-- Data excerpts --
━━━━━━━━━━

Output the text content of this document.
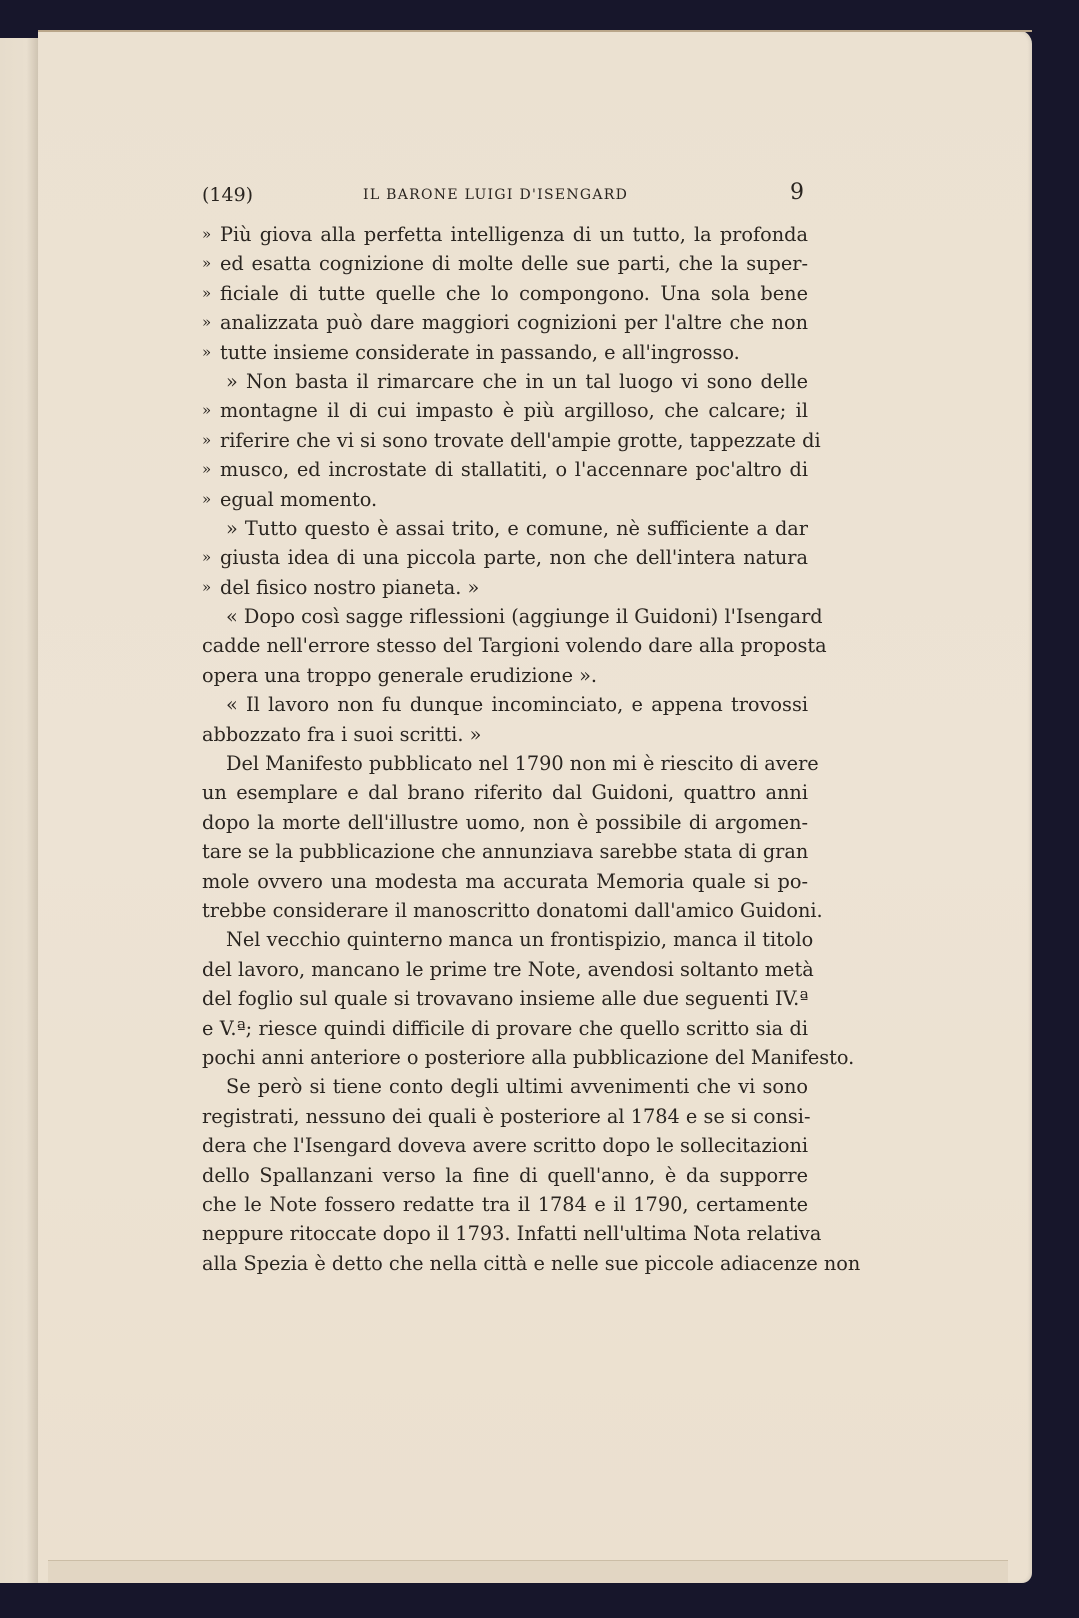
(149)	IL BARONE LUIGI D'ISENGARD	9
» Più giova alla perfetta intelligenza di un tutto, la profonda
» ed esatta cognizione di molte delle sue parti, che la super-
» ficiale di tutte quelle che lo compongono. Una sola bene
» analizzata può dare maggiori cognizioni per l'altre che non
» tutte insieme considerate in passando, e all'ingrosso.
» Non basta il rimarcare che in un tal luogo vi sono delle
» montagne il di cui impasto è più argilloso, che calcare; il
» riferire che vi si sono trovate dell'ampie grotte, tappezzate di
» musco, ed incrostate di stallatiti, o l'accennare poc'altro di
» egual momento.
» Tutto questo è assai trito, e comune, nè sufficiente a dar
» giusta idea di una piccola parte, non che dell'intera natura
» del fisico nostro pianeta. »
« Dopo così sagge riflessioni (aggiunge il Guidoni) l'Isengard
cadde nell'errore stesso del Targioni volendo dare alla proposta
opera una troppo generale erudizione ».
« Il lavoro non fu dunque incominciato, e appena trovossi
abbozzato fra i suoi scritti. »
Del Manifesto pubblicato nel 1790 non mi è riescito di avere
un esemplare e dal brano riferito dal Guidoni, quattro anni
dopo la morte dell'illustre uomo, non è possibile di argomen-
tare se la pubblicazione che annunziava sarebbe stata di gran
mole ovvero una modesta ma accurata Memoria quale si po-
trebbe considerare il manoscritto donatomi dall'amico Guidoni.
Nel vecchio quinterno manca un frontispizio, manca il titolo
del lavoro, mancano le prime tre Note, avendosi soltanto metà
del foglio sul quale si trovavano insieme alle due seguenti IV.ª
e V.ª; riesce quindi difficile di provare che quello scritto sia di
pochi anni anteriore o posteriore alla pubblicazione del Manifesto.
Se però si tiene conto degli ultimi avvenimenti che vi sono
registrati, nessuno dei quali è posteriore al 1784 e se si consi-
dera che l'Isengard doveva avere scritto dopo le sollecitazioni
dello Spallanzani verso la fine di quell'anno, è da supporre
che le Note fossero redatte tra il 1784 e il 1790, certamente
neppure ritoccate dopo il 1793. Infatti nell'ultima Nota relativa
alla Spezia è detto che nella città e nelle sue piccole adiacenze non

━━━━━━━━━━

Which lines in the data above contain "lavoro"? Show each one.

-- Task result --
« Il lavoro non fu dunque incominciato, e appena trovossi
del lavoro, mancano le prime tre Note, avendosi soltanto metà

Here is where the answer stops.